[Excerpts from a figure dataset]
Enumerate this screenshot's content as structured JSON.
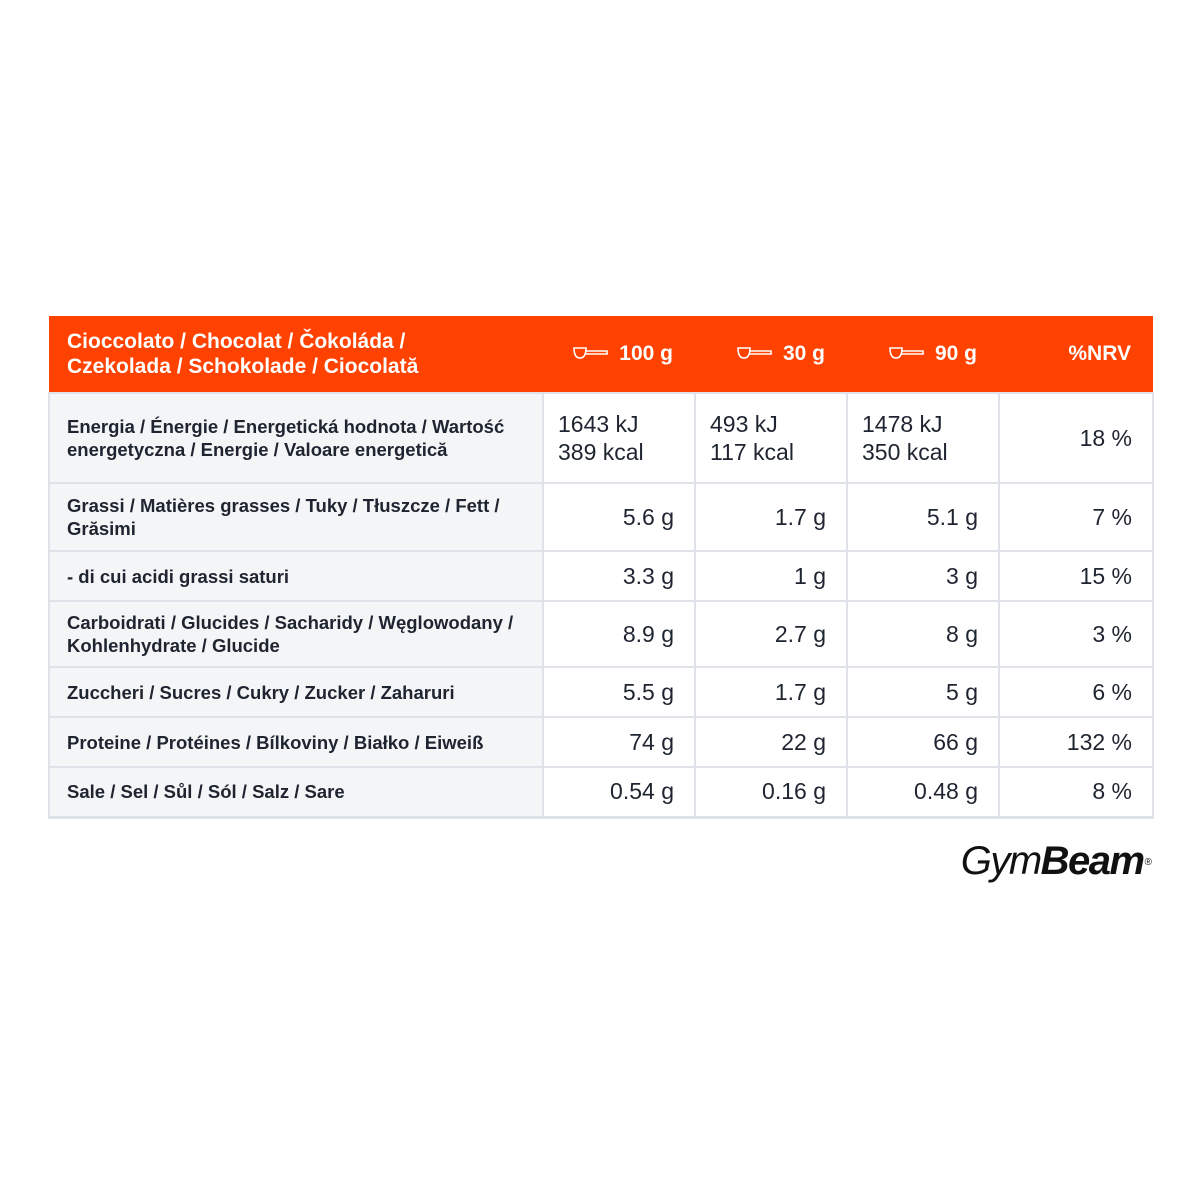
{
  "header": {
    "product_line1": "Cioccolato / Chocolat / Čokoláda /",
    "product_line2": "Czekolada / Schokolade / Ciocolată",
    "col_100g": "100 g",
    "col_30g": "30 g",
    "col_90g": "90 g",
    "col_nrv": "%NRV",
    "serving_icon": "scoop-icon"
  },
  "energy": {
    "name": "Energia / Énergie / Energetická hodnota / Wartość energetyczna / Energie / Valoare energetică",
    "v100_kj": "1643 kJ",
    "v100_kcal": "389 kcal",
    "v30_kj": "493 kJ",
    "v30_kcal": "117 kcal",
    "v90_kj": "1478 kJ",
    "v90_kcal": "350 kcal",
    "nrv": "18 %"
  },
  "rows": [
    {
      "name": "Grassi / Matières grasses / Tuky / Tłuszcze / Fett / Grăsimi",
      "v100": "5.6 g",
      "v30": "1.7 g",
      "v90": "5.1 g",
      "nrv": "7 %"
    },
    {
      "name": "- di cui acidi grassi saturi",
      "v100": "3.3 g",
      "v30": "1 g",
      "v90": "3 g",
      "nrv": "15 %"
    },
    {
      "name": "Carboidrati / Glucides / Sacharidy / Węglowodany / Kohlenhydrate / Glucide",
      "v100": "8.9 g",
      "v30": "2.7 g",
      "v90": "8 g",
      "nrv": "3 %"
    },
    {
      "name": "Zuccheri / Sucres / Cukry / Zucker / Zaharuri",
      "v100": "5.5 g",
      "v30": "1.7 g",
      "v90": "5 g",
      "nrv": "6 %"
    },
    {
      "name": "Proteine / Protéines / Bílkoviny / Białko / Eiweiß",
      "v100": "74 g",
      "v30": "22 g",
      "v90": "66 g",
      "nrv": "132 %"
    },
    {
      "name": "Sale / Sel / Sůl / Sól / Salz / Sare",
      "v100": "0.54 g",
      "v30": "0.16 g",
      "v90": "0.48 g",
      "nrv": "8 %"
    }
  ],
  "brand": {
    "part1": "Gym",
    "part2": "Beam",
    "registered": "®"
  },
  "colors": {
    "header_bg": "#ff4200",
    "name_cell_bg": "#f4f5f7",
    "border": "#dfe3e9",
    "text": "#1e2430"
  }
}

# PROBLEM REQUIREMENTS
Every record must be set down again exactly; pictures do not belong in the copy.

# WRITTEN RESPONSE
Enumerate this screenshot's content as structured JSON.
{
  "header": {
    "product_line1": "Cioccolato / Chocolat / Čokoláda /",
    "product_line2": "Czekolada / Schokolade / Ciocolată",
    "col_100g": "100 g",
    "col_30g": "30 g",
    "col_90g": "90 g",
    "col_nrv": "%NRV",
    "serving_icon": "scoop-icon"
  },
  "energy": {
    "name": "Energia / Énergie / Energetická hodnota / Wartość energetyczna / Energie / Valoare energetică",
    "v100_kj": "1643 kJ",
    "v100_kcal": "389 kcal",
    "v30_kj": "493 kJ",
    "v30_kcal": "117 kcal",
    "v90_kj": "1478 kJ",
    "v90_kcal": "350 kcal",
    "nrv": "18 %"
  },
  "rows": [
    {
      "name": "Grassi / Matières grasses / Tuky / Tłuszcze / Fett / Grăsimi",
      "v100": "5.6 g",
      "v30": "1.7 g",
      "v90": "5.1 g",
      "nrv": "7 %"
    },
    {
      "name": "- di cui acidi grassi saturi",
      "v100": "3.3 g",
      "v30": "1 g",
      "v90": "3 g",
      "nrv": "15 %"
    },
    {
      "name": "Carboidrati / Glucides / Sacharidy / Węglowodany / Kohlenhydrate / Glucide",
      "v100": "8.9 g",
      "v30": "2.7 g",
      "v90": "8 g",
      "nrv": "3 %"
    },
    {
      "name": "Zuccheri / Sucres / Cukry / Zucker / Zaharuri",
      "v100": "5.5 g",
      "v30": "1.7 g",
      "v90": "5 g",
      "nrv": "6 %"
    },
    {
      "name": "Proteine / Protéines / Bílkoviny / Białko / Eiweiß",
      "v100": "74 g",
      "v30": "22 g",
      "v90": "66 g",
      "nrv": "132 %"
    },
    {
      "name": "Sale / Sel / Sůl / Sól / Salz / Sare",
      "v100": "0.54 g",
      "v30": "0.16 g",
      "v90": "0.48 g",
      "nrv": "8 %"
    }
  ],
  "brand": {
    "part1": "Gym",
    "part2": "Beam",
    "registered": "®"
  },
  "colors": {
    "header_bg": "#ff4200",
    "name_cell_bg": "#f4f5f7",
    "border": "#dfe3e9",
    "text": "#1e2430"
  }
}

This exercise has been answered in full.